What to produce: Reproduce the material below line for line, without any alteration, and omit the pictures from your reproduction.
-------
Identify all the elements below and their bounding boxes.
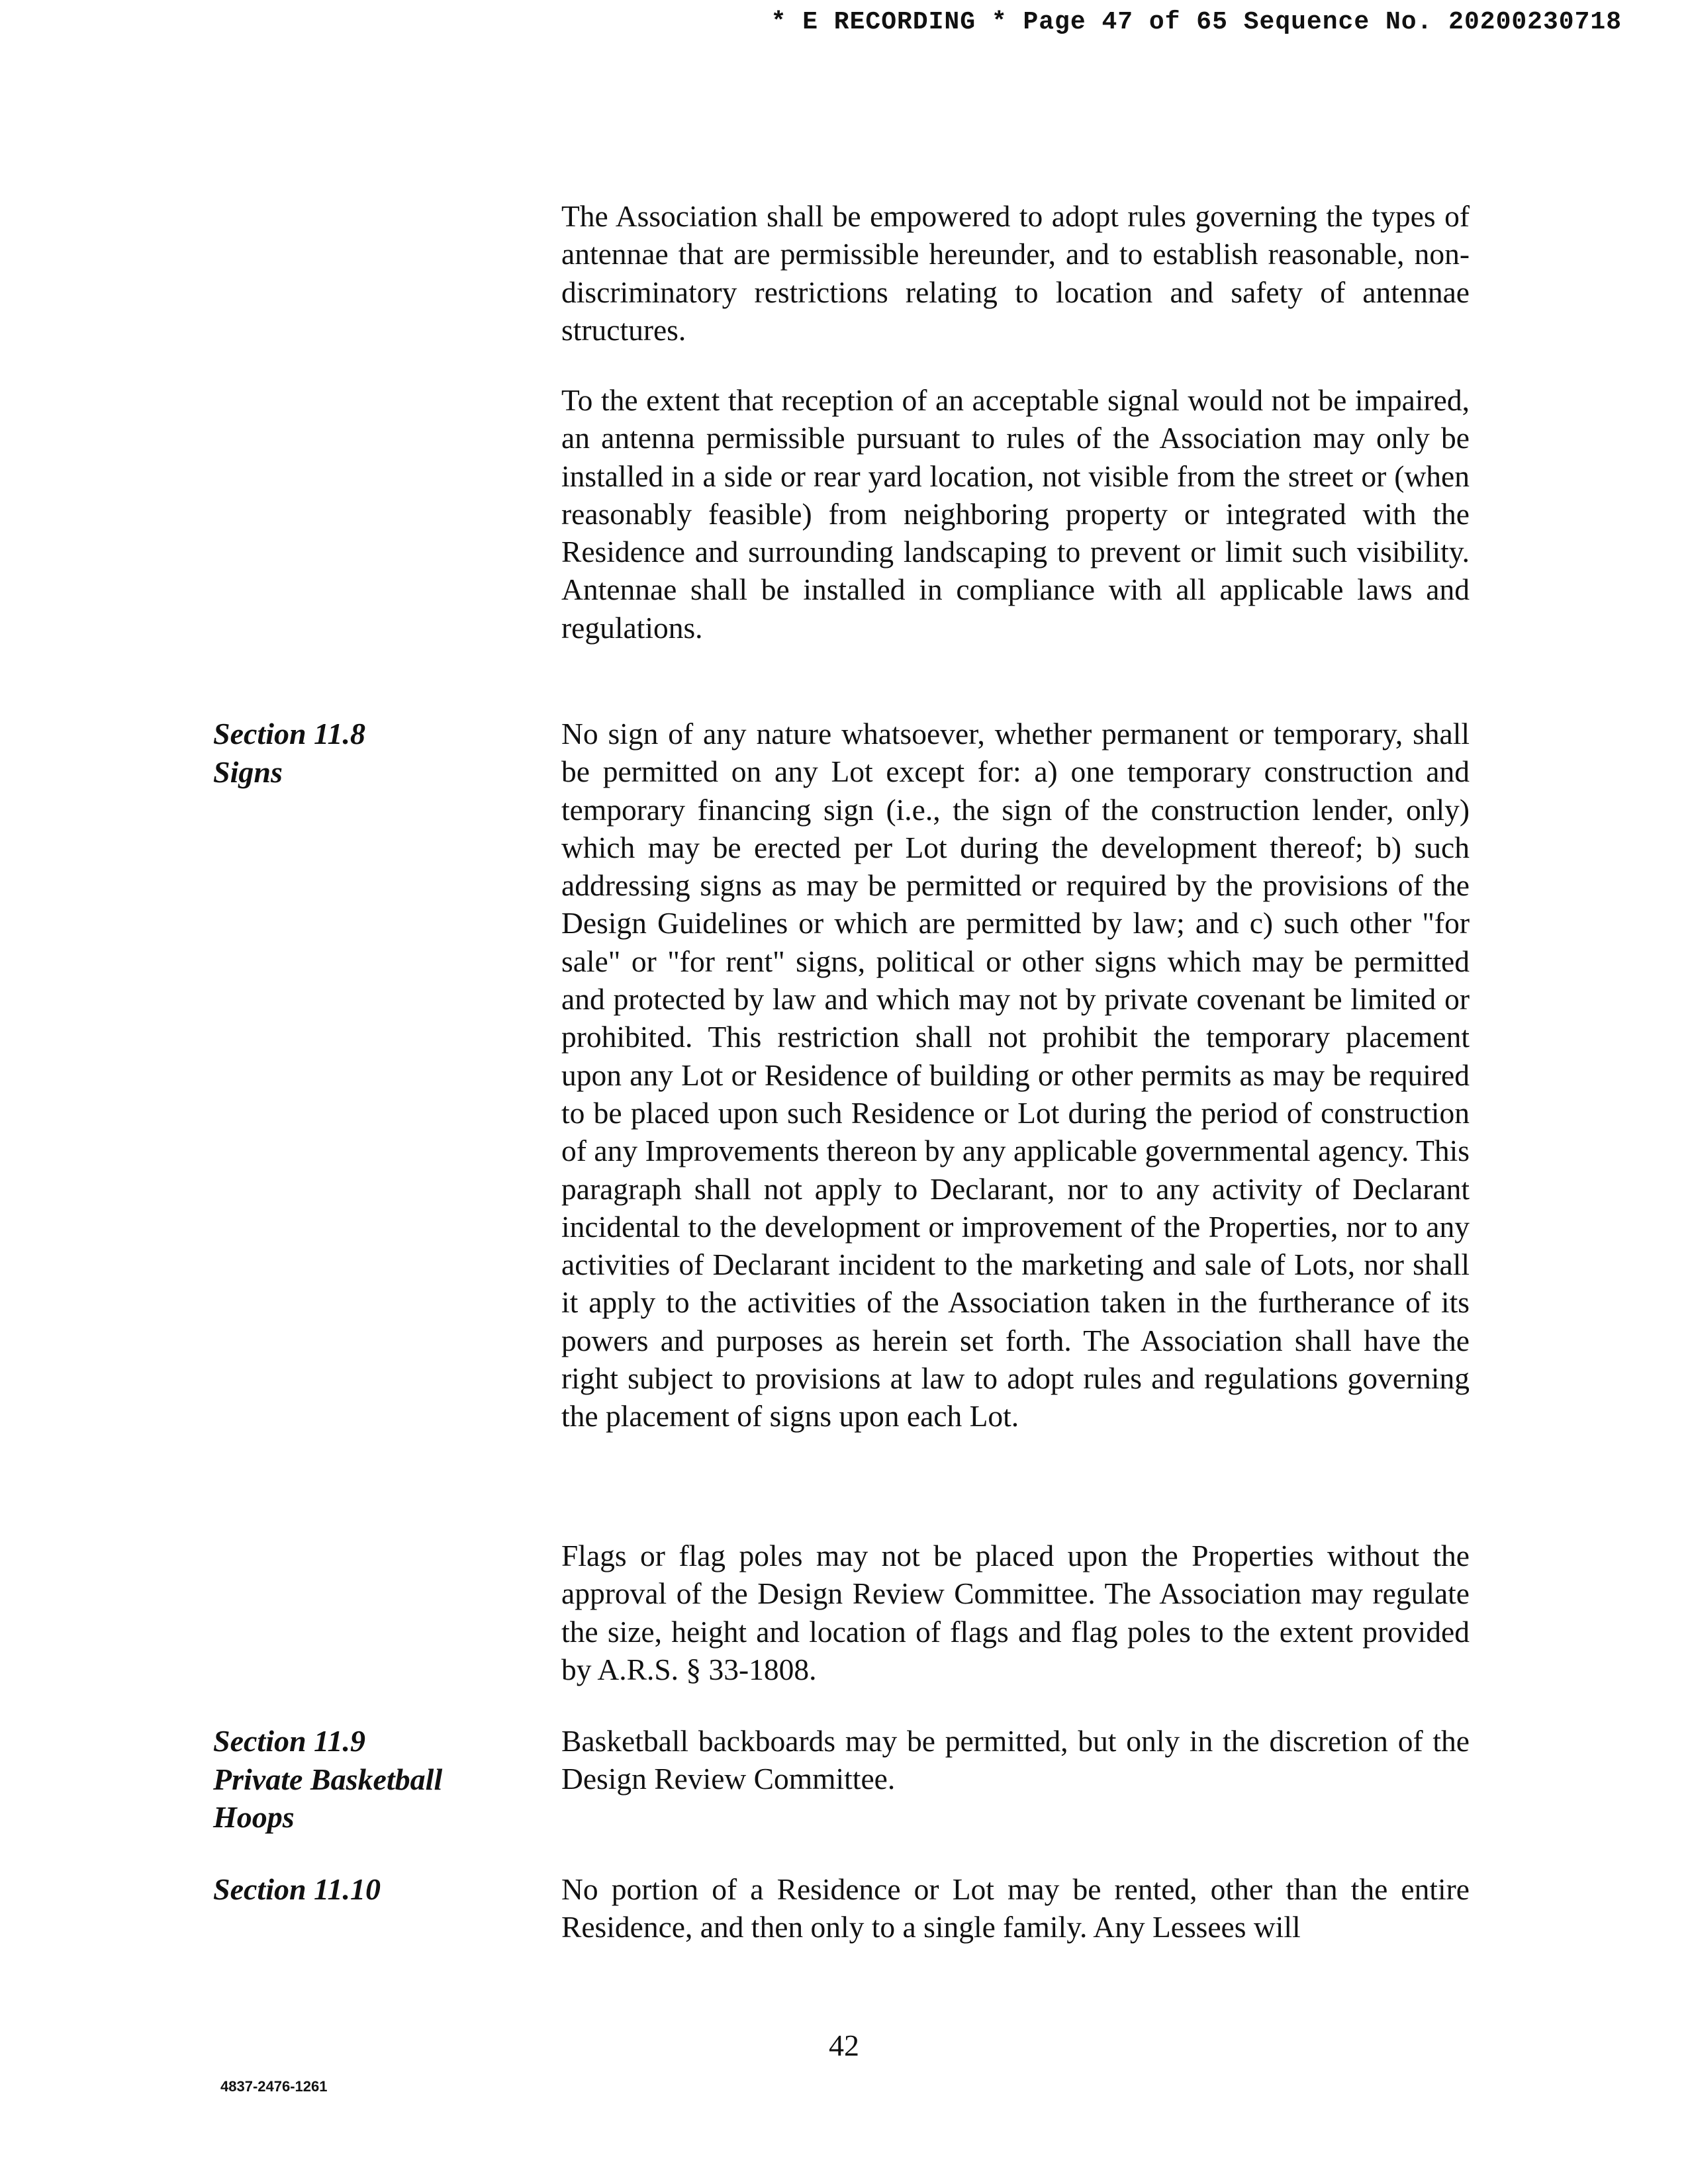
paragraph-antennae-rules: The Association shall be empowered to adopt rules governing the types of antennae that are permissible hereunder, and to establish reasonable, non-discriminatory restrictions relating to location and safety of antennae structures. xyxy=(561,199,1470,347)
section-number: Section 11.10 xyxy=(213,1872,381,1906)
paragraph-rental: No portion of a Residence or Lot may be rented, other than the entire Residence, and then only to a single family. Any Lessees will xyxy=(561,1872,1470,1944)
section-11-8-heading xyxy=(213,715,491,791)
document-id: 4837-2476-1261 xyxy=(220,2078,328,2095)
section-title-line-2: Hoops xyxy=(213,1800,295,1834)
section-number: Section 11.8 xyxy=(213,717,366,751)
section-title: Signs xyxy=(213,754,283,789)
section-11-9-heading xyxy=(213,1722,491,1837)
paragraph-antennae-location: To the extent that reception of an acceptable signal would not be impaired, an antenna permissible pursuant to rules of the Association may only be installed in a side or rear yard location, not visible from the street or (when reasonably feasible) from neighboring property or integrated with the Residence and surrounding landscaping to prevent or limit such visibility. Antennae shall be installed in compliance with all applicable laws and regulations. xyxy=(561,383,1470,645)
paragraph-signs: No sign of any nature whatsoever, whether permanent or temporary, shall be permitted on any Lot except for: a) one temporary construction and temporary financing sign (i.e., the sign of the construction lender, only) which may be erected per Lot during the development thereof; b) such addressing signs as may be permitted or required by the provisions of the Design Guidelines or which are permitted by law; and c) such other "for sale" or "for rent" signs, political or other signs which may be permitted and protected by law and which may not by private covenant be limited or prohibited. This restriction shall not prohibit the temporary placement upon any Lot or Residence of building or other permits as may be required to be placed upon such Residence or Lot during the period of construction of any Improvements thereon by any applicable governmental agency. This paragraph shall not apply to Declarant, nor to any activity of Declarant incidental to the development or improvement of the Properties, nor to any activities of Declarant incident to the marketing and sale of Lots, nor shall it apply to the activities of the Association taken in the furtherance of its powers and purposes as herein set forth. The Association shall have the right subject to provisions at law to adopt rules and regulations governing the placement of signs upon each Lot. xyxy=(561,717,1470,1433)
recording-header: * E RECORDING * Page 47 of 65 Sequence No. 20200230718 xyxy=(771,8,1622,36)
paragraph-flags: Flags or flag poles may not be placed upon the Properties without the approval of the Design Review Committee. The Association may regulate the size, height and location of flags and flag poles to the extent provided by A.R.S. § 33-1808. xyxy=(561,1539,1470,1686)
paragraph-basketball: Basketball backboards may be permitted, but only in the discretion of the Design Review Committee. xyxy=(561,1724,1470,1796)
section-title-line-1: Private Basketball xyxy=(213,1762,443,1796)
section-11-10-heading xyxy=(213,1870,491,1909)
section-number: Section 11.9 xyxy=(213,1724,366,1758)
page-number: 42 xyxy=(829,2028,859,2062)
-------
The answer:
Identify all the elements below and their bounding boxes.
paragraph-antennae-rules: The Association shall be empowered to adopt rules governing the types of antennae that are permissible hereunder, and to establish reasonable, non-discriminatory restrictions relating to location and safety of antennae structures. xyxy=(561,199,1470,347)
section-number: Section 11.10 xyxy=(213,1872,381,1906)
paragraph-rental: No portion of a Residence or Lot may be rented, other than the entire Residence, and then only to a single family. Any Lessees will xyxy=(561,1872,1470,1944)
section-11-8-heading xyxy=(213,715,491,791)
document-id: 4837-2476-1261 xyxy=(220,2078,328,2095)
section-title-line-2: Hoops xyxy=(213,1800,295,1834)
section-number: Section 11.8 xyxy=(213,717,366,751)
section-title: Signs xyxy=(213,754,283,789)
section-11-9-heading xyxy=(213,1722,491,1837)
paragraph-antennae-location: To the extent that reception of an acceptable signal would not be impaired, an antenna permissible pursuant to rules of the Association may only be installed in a side or rear yard location, not visible from the street or (when reasonably feasible) from neighboring property or integrated with the Residence and surrounding landscaping to prevent or limit such visibility. Antennae shall be installed in compliance with all applicable laws and regulations. xyxy=(561,383,1470,645)
paragraph-signs: No sign of any nature whatsoever, whether permanent or temporary, shall be permitted on any Lot except for: a) one temporary construction and temporary financing sign (i.e., the sign of the construction lender, only) which may be erected per Lot during the development thereof; b) such addressing signs as may be permitted or required by the provisions of the Design Guidelines or which are permitted by law; and c) such other "for sale" or "for rent" signs, political or other signs which may be permitted and protected by law and which may not by private covenant be limited or prohibited. This restriction shall not prohibit the temporary placement upon any Lot or Residence of building or other permits as may be required to be placed upon such Residence or Lot during the period of construction of any Improvements thereon by any applicable governmental agency. This paragraph shall not apply to Declarant, nor to any activity of Declarant incidental to the development or improvement of the Properties, nor to any activities of Declarant incident to the marketing and sale of Lots, nor shall it apply to the activities of the Association taken in the furtherance of its powers and purposes as herein set forth. The Association shall have the right subject to provisions at law to adopt rules and regulations governing the placement of signs upon each Lot. xyxy=(561,717,1470,1433)
recording-header: * E RECORDING * Page 47 of 65 Sequence No. 20200230718 xyxy=(771,8,1622,36)
paragraph-flags: Flags or flag poles may not be placed upon the Properties without the approval of the Design Review Committee. The Association may regulate the size, height and location of flags and flag poles to the extent provided by A.R.S. § 33-1808. xyxy=(561,1539,1470,1686)
paragraph-basketball: Basketball backboards may be permitted, but only in the discretion of the Design Review Committee. xyxy=(561,1724,1470,1796)
section-title-line-1: Private Basketball xyxy=(213,1762,443,1796)
section-11-10-heading xyxy=(213,1870,491,1909)
section-number: Section 11.9 xyxy=(213,1724,366,1758)
page-number: 42 xyxy=(829,2028,859,2062)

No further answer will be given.